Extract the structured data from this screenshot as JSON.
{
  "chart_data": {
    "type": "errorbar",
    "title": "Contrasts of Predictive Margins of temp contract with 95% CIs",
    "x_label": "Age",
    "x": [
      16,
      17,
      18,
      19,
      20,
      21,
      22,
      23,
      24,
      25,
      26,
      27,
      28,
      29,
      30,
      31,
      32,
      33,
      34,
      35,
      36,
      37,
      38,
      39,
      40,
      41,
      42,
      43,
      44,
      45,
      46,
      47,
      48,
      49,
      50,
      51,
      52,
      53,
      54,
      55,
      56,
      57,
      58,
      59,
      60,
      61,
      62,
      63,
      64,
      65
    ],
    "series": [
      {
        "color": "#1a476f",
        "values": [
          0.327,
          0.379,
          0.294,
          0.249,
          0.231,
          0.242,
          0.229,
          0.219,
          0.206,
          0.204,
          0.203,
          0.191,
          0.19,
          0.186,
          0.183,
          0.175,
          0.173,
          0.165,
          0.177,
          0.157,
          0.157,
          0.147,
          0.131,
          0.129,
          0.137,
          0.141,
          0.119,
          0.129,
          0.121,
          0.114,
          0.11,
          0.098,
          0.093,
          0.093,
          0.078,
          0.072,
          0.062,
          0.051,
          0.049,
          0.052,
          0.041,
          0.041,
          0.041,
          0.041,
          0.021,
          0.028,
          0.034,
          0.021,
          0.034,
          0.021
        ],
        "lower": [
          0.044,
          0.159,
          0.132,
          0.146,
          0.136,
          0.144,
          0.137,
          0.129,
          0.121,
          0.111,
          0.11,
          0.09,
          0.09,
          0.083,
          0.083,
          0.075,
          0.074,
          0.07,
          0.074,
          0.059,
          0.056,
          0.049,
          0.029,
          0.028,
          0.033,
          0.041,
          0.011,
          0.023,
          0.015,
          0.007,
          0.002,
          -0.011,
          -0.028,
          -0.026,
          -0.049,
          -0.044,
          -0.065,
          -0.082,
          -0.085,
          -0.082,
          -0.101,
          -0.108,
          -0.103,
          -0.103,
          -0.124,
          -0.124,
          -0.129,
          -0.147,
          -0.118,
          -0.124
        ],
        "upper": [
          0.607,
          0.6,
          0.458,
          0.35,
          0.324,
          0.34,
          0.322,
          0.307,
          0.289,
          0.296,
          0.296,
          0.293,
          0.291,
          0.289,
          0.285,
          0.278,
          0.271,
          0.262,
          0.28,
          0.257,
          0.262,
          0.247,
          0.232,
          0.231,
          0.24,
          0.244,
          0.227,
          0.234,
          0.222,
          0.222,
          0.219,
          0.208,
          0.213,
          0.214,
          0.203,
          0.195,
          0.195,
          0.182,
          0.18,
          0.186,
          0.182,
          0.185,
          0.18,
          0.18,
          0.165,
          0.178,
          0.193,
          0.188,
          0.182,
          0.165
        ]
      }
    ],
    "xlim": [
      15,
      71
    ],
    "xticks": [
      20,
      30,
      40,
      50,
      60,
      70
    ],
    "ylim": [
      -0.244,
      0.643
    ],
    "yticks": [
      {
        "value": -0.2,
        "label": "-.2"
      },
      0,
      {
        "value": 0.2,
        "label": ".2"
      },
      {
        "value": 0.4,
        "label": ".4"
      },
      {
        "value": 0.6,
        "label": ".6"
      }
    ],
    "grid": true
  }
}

▸ Directions
Copy all of the data exactly.

▸ Task response
Extract the structured data from this screenshot as JSON.
{
  "chart_data": {
    "type": "errorbar",
    "title": "Contrasts of Predictive Margins of temp contract with 95% CIs",
    "x_label": "Age",
    "x": [
      16,
      17,
      18,
      19,
      20,
      21,
      22,
      23,
      24,
      25,
      26,
      27,
      28,
      29,
      30,
      31,
      32,
      33,
      34,
      35,
      36,
      37,
      38,
      39,
      40,
      41,
      42,
      43,
      44,
      45,
      46,
      47,
      48,
      49,
      50,
      51,
      52,
      53,
      54,
      55,
      56,
      57,
      58,
      59,
      60,
      61,
      62,
      63,
      64,
      65
    ],
    "series": [
      {
        "color": "#1a476f",
        "values": [
          0.327,
          0.379,
          0.294,
          0.249,
          0.231,
          0.242,
          0.229,
          0.219,
          0.206,
          0.204,
          0.203,
          0.191,
          0.19,
          0.186,
          0.183,
          0.175,
          0.173,
          0.165,
          0.177,
          0.157,
          0.157,
          0.147,
          0.131,
          0.129,
          0.137,
          0.141,
          0.119,
          0.129,
          0.121,
          0.114,
          0.11,
          0.098,
          0.093,
          0.093,
          0.078,
          0.072,
          0.062,
          0.051,
          0.049,
          0.052,
          0.041,
          0.041,
          0.041,
          0.041,
          0.021,
          0.028,
          0.034,
          0.021,
          0.034,
          0.021
        ],
        "lower": [
          0.044,
          0.159,
          0.132,
          0.146,
          0.136,
          0.144,
          0.137,
          0.129,
          0.121,
          0.111,
          0.11,
          0.09,
          0.09,
          0.083,
          0.083,
          0.075,
          0.074,
          0.07,
          0.074,
          0.059,
          0.056,
          0.049,
          0.029,
          0.028,
          0.033,
          0.041,
          0.011,
          0.023,
          0.015,
          0.007,
          0.002,
          -0.011,
          -0.028,
          -0.026,
          -0.049,
          -0.044,
          -0.065,
          -0.082,
          -0.085,
          -0.082,
          -0.101,
          -0.108,
          -0.103,
          -0.103,
          -0.124,
          -0.124,
          -0.129,
          -0.147,
          -0.118,
          -0.124
        ],
        "upper": [
          0.607,
          0.6,
          0.458,
          0.35,
          0.324,
          0.34,
          0.322,
          0.307,
          0.289,
          0.296,
          0.296,
          0.293,
          0.291,
          0.289,
          0.285,
          0.278,
          0.271,
          0.262,
          0.28,
          0.257,
          0.262,
          0.247,
          0.232,
          0.231,
          0.24,
          0.244,
          0.227,
          0.234,
          0.222,
          0.222,
          0.219,
          0.208,
          0.213,
          0.214,
          0.203,
          0.195,
          0.195,
          0.182,
          0.18,
          0.186,
          0.182,
          0.185,
          0.18,
          0.18,
          0.165,
          0.178,
          0.193,
          0.188,
          0.182,
          0.165
        ]
      }
    ],
    "xlim": [
      15,
      71
    ],
    "xticks": [
      20,
      30,
      40,
      50,
      60,
      70
    ],
    "ylim": [
      -0.244,
      0.643
    ],
    "yticks": [
      {
        "value": -0.2,
        "label": "-.2"
      },
      0,
      {
        "value": 0.2,
        "label": ".2"
      },
      {
        "value": 0.4,
        "label": ".4"
      },
      {
        "value": 0.6,
        "label": ".6"
      }
    ],
    "grid": true
  }
}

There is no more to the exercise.